■ **Given data**
◇ ◇ ◇ ◇ ◇
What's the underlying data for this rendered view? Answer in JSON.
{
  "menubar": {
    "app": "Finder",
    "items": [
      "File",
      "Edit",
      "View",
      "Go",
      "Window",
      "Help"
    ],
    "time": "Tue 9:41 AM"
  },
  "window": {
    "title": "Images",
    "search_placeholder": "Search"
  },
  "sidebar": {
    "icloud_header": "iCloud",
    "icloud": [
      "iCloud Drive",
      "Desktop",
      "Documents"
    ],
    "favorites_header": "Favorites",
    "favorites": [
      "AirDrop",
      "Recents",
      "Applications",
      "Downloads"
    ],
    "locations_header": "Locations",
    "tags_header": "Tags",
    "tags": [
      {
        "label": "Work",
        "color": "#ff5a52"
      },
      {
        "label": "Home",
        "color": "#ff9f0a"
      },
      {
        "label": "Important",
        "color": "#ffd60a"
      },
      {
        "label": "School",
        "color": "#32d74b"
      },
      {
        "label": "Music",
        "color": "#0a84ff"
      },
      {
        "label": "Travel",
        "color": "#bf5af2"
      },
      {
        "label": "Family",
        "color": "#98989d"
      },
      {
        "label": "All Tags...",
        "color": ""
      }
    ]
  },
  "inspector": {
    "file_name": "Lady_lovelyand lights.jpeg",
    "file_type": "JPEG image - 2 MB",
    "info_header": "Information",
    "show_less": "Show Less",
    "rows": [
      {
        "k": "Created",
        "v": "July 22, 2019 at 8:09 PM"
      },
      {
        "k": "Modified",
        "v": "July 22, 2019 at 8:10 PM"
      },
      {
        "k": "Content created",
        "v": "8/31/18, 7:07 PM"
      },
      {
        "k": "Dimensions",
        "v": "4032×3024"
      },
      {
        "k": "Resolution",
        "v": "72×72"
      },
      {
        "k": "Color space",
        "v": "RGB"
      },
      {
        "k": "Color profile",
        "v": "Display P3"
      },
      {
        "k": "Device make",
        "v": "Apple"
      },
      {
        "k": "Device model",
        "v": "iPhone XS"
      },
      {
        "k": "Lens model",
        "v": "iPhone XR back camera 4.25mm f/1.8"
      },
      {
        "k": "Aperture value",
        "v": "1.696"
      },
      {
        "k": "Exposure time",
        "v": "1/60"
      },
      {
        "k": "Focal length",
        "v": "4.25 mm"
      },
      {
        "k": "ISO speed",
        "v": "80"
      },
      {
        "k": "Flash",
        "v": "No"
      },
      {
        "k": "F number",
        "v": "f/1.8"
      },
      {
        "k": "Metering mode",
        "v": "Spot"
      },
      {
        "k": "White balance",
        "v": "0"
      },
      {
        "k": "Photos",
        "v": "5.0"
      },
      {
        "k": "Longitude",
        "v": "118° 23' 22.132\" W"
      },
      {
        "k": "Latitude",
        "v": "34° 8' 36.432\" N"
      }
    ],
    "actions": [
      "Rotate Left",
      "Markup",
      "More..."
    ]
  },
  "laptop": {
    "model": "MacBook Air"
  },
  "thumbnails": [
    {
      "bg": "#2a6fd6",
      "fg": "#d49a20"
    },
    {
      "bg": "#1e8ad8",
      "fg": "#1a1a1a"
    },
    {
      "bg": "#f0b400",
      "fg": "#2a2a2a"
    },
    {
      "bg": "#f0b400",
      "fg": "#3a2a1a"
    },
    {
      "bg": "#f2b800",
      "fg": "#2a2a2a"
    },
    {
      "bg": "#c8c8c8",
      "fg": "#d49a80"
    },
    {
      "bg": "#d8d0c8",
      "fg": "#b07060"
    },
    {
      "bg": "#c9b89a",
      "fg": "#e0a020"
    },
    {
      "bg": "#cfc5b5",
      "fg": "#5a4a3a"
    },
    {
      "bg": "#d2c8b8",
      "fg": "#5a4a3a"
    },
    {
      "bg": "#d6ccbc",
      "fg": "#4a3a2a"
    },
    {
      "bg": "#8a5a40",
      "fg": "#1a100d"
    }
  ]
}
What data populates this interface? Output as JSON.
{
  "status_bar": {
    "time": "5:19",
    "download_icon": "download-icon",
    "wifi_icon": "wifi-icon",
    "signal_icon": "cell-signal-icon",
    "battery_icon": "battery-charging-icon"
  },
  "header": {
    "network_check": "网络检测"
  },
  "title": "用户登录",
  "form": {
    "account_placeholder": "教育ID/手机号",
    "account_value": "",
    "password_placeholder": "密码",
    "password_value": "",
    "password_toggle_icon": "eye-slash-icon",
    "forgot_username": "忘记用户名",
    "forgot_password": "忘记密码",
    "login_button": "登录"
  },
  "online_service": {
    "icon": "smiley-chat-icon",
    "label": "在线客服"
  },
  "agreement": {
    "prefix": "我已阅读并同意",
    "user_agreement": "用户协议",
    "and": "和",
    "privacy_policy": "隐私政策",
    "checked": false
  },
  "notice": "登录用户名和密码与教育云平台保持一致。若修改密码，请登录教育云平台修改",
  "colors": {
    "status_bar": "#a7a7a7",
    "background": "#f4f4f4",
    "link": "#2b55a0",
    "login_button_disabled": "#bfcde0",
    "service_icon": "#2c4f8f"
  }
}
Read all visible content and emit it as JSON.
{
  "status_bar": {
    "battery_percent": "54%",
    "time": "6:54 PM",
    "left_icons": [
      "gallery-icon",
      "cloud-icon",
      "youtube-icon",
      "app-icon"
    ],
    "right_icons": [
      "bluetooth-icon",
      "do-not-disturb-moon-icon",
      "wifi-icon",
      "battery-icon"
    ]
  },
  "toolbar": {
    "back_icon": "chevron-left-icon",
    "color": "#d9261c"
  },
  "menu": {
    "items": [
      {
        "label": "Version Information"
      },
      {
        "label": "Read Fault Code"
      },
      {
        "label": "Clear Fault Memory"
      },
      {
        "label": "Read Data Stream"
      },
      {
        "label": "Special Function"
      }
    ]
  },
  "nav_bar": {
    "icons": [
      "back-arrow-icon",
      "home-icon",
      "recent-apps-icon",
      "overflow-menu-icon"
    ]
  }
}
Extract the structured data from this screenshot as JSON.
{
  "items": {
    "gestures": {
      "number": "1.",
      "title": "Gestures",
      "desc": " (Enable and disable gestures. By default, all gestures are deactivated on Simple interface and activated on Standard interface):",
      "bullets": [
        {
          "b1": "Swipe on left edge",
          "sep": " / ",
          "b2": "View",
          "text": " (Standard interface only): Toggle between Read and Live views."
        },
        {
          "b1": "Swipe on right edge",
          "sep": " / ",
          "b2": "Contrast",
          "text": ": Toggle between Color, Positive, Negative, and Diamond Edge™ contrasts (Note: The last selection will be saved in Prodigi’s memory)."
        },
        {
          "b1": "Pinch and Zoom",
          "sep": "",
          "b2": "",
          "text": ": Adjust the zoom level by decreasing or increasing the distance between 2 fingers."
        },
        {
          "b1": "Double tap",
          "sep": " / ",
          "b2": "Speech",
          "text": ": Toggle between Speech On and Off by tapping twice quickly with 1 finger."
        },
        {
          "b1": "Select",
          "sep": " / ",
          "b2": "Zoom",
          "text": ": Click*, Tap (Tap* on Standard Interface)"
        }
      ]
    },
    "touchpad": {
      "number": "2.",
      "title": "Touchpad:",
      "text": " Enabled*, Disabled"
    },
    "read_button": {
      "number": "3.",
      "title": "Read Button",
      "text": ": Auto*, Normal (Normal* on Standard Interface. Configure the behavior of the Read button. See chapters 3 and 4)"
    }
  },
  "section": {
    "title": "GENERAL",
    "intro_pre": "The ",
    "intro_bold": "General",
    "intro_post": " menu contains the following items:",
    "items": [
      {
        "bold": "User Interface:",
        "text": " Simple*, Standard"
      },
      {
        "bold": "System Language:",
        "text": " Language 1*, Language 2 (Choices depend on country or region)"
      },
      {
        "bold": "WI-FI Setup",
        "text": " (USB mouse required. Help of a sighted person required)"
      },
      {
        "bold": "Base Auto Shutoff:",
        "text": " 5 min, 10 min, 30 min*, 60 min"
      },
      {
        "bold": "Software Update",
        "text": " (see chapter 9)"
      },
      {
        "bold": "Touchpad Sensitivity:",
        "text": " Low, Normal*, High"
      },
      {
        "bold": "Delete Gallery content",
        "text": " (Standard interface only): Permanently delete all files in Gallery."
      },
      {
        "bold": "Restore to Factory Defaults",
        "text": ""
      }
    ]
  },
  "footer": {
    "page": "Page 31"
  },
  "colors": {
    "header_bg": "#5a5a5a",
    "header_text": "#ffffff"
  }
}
◇ ◇ ◇ ◇ ◇
■ **The request**
Report how many lines in the data include the word "iPhone", and give nothing but the count.

■ **The reply**
2